**TEXTO FORNECIDO:**
□ □ □ □ □ □ □
Mais céleres foram os nossos conterrâneos e organismos de Espanha, que logo nos
primeiros dias da erupção vulcânica enviaram à Cruz Vermelha 16 mil máscaras
descartáveis de alta filtragem, géneros alimentícios, roupa, brinquedos,
materiais escolares e ajuda financeira.
Na
Alemanha também decorre uma campanha promovida pela nossa diáspora e pela
Associação de Hamburgo. Os nossos conterrâneos em Portugal enviaram peixe
congelado e leite – uma ajuda da empresa Luís Silvério – enquanto os residentes
em Itália expediram vestuário, cobertores, material escolar, sapatos para
crianças, brinquedos, alimentos não perecíveis, colchões e utensílios
domésticos. Paralelamente, a embaixada de Cabo Verde em Roma está a coordenar
uma campanha para recolha de ajudas financeiras.
□ □ □ □ □ □ □
**OBJETIVO:**
Reescreva em forma de lista o parágrafo do texto sobre a ajuda após a erupção vulcânica que começa por «Na Alemanha também decorre», conservando os factos principais.
□ □ □ □ □ □ □
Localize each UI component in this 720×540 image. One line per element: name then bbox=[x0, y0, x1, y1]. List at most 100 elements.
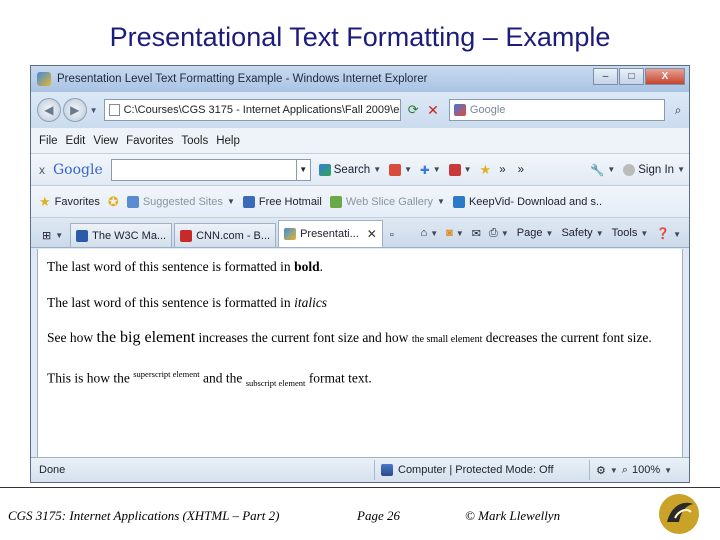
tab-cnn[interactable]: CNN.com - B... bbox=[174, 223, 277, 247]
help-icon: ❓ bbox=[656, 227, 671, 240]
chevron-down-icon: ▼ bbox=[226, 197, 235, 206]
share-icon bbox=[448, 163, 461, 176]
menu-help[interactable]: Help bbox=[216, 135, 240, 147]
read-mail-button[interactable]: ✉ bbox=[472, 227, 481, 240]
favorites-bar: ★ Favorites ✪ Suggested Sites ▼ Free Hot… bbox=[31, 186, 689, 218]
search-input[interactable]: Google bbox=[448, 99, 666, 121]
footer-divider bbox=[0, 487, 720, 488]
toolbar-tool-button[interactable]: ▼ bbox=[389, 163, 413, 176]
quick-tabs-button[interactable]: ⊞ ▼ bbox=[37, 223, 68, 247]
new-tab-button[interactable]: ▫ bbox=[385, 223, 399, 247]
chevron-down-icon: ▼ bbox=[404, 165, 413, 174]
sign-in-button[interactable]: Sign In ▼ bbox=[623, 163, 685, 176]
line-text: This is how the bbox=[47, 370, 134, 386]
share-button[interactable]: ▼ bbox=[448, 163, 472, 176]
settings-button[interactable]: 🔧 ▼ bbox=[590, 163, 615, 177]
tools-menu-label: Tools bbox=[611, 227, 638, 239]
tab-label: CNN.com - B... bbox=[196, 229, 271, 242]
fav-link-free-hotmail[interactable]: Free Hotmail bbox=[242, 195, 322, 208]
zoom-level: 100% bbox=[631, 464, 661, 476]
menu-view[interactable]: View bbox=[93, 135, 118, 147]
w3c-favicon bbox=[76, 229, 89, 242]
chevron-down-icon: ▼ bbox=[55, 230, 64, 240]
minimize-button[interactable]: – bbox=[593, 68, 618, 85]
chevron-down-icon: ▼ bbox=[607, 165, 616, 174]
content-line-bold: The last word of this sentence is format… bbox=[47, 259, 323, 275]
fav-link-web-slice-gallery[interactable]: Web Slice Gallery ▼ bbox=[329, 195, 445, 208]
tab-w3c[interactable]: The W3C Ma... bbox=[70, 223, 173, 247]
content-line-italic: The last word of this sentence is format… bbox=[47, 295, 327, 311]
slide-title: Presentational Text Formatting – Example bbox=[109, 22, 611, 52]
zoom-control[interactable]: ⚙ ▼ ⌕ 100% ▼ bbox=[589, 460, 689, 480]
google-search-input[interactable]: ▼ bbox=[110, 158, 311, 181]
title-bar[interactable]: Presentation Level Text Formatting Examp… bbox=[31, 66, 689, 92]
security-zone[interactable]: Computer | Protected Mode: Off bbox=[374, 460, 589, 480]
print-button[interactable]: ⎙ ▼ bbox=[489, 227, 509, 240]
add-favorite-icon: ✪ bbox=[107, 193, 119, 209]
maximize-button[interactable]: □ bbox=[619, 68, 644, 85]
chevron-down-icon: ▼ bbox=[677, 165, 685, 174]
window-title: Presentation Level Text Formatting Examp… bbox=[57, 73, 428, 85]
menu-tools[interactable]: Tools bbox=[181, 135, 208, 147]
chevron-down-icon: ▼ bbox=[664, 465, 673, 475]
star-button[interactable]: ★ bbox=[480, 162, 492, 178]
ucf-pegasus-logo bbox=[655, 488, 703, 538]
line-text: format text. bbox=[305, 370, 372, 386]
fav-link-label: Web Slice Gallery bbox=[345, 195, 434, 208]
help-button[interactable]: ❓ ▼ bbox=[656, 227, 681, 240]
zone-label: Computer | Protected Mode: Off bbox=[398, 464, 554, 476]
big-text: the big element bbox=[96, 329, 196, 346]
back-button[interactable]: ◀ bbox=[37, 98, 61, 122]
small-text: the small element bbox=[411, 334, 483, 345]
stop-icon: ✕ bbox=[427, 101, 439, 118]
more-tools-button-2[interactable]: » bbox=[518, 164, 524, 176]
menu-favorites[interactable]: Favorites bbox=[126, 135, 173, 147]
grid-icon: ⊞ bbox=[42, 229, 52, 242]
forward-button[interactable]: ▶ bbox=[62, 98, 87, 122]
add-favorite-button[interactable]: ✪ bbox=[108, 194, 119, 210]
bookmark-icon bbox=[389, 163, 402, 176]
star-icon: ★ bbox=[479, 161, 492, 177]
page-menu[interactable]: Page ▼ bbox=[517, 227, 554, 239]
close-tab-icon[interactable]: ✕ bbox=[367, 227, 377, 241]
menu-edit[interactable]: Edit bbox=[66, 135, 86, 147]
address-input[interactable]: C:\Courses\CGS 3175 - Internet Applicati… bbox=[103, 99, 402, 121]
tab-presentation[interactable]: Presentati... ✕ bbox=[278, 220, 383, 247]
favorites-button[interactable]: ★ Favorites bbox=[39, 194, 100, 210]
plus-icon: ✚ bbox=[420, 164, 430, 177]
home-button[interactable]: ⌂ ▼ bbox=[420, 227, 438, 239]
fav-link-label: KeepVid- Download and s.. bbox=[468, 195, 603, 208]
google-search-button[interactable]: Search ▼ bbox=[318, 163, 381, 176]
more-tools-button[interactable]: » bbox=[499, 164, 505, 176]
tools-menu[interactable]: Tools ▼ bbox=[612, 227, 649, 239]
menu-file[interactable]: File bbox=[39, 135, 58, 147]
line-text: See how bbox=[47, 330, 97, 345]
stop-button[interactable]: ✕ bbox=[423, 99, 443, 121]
□ □ □ □ □ □ □
**RESULTADO DA TAREFA:**
- Alemanha: decorre uma campanha promovida pela diáspora e pela Associação de Hamburgo.
- Portugal: os conterrâneos enviaram peixe congelado e leite, uma ajuda da empresa Luís Silvério.
- Itália: os residentes expediram vestuário, cobertores, material escolar, sapatos para crianças, brinquedos, alimentos não perecíveis, colchões e utensílios domésticos.
- Roma: a embaixada de Cabo Verde coordena, em paralelo, uma campanha de recolha de ajudas financeiras.